---------- RECORD EXCERPTS ----------

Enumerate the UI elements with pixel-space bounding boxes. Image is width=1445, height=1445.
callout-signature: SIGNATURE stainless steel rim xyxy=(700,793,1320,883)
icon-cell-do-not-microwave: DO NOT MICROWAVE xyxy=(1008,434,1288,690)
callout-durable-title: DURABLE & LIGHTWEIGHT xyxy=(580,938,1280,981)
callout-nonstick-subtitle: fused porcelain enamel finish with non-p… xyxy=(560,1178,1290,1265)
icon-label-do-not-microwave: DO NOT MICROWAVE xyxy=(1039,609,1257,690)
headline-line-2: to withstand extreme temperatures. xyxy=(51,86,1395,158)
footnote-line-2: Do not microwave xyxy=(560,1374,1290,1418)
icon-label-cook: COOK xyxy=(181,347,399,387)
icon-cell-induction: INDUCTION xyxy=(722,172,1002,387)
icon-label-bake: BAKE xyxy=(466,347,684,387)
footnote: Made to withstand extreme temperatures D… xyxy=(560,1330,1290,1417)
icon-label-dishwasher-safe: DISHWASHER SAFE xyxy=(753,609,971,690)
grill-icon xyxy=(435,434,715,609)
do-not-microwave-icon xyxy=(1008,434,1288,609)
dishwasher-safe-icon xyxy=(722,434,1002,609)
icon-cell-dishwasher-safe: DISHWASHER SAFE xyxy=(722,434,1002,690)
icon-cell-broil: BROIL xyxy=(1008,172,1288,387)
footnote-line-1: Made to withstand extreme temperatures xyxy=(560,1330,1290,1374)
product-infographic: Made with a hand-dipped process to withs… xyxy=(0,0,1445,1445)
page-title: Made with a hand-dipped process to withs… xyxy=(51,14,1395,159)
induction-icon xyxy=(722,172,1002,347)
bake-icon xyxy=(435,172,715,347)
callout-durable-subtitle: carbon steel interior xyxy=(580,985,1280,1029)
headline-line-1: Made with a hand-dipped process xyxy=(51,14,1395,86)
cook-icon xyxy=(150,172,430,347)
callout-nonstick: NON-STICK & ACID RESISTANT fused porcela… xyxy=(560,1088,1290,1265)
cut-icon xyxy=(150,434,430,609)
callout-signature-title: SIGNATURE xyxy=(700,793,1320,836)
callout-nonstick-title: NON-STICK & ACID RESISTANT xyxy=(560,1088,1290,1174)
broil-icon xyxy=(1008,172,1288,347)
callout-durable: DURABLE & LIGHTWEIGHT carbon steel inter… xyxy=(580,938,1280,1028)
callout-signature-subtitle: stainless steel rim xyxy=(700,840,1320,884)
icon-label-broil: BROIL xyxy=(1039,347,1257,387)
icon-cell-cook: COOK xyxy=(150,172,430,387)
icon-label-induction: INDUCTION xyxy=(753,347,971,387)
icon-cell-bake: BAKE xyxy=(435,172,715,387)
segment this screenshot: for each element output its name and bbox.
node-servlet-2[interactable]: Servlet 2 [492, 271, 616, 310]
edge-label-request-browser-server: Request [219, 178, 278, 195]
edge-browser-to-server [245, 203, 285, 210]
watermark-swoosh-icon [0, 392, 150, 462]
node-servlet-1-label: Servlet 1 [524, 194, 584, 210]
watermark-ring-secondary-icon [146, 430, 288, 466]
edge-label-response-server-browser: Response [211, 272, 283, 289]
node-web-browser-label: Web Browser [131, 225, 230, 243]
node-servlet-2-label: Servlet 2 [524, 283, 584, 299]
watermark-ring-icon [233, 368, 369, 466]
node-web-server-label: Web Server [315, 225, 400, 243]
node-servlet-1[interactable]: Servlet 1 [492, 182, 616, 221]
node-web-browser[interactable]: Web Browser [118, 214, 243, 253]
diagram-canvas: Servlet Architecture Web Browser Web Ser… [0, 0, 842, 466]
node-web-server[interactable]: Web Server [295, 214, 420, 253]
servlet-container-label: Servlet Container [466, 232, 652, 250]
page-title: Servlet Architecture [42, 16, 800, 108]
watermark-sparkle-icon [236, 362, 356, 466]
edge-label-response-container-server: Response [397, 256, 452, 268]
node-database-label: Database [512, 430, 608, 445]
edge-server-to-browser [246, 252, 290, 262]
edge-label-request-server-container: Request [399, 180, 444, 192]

----------

WORK TO BE COMPLETED: Reproduce the data records verbatim, from the first line through the line containing "footnote: Made to", including that line.

RESPONSE TO THIS EXERCISE:
Enumerate the UI elements with pixel-space bounding boxes. Image is width=1445, height=1445.
callout-signature: SIGNATURE stainless steel rim xyxy=(700,793,1320,883)
icon-cell-do-not-microwave: DO NOT MICROWAVE xyxy=(1008,434,1288,690)
callout-durable-title: DURABLE & LIGHTWEIGHT xyxy=(580,938,1280,981)
callout-nonstick-subtitle: fused porcelain enamel finish with non-p… xyxy=(560,1178,1290,1265)
icon-label-do-not-microwave: DO NOT MICROWAVE xyxy=(1039,609,1257,690)
headline-line-2: to withstand extreme temperatures. xyxy=(51,86,1395,158)
footnote-line-2: Do not microwave xyxy=(560,1374,1290,1418)
icon-label-cook: COOK xyxy=(181,347,399,387)
icon-cell-induction: INDUCTION xyxy=(722,172,1002,387)
icon-label-bake: BAKE xyxy=(466,347,684,387)
footnote: Made to withstand extreme temperatures D… xyxy=(560,1330,1290,1417)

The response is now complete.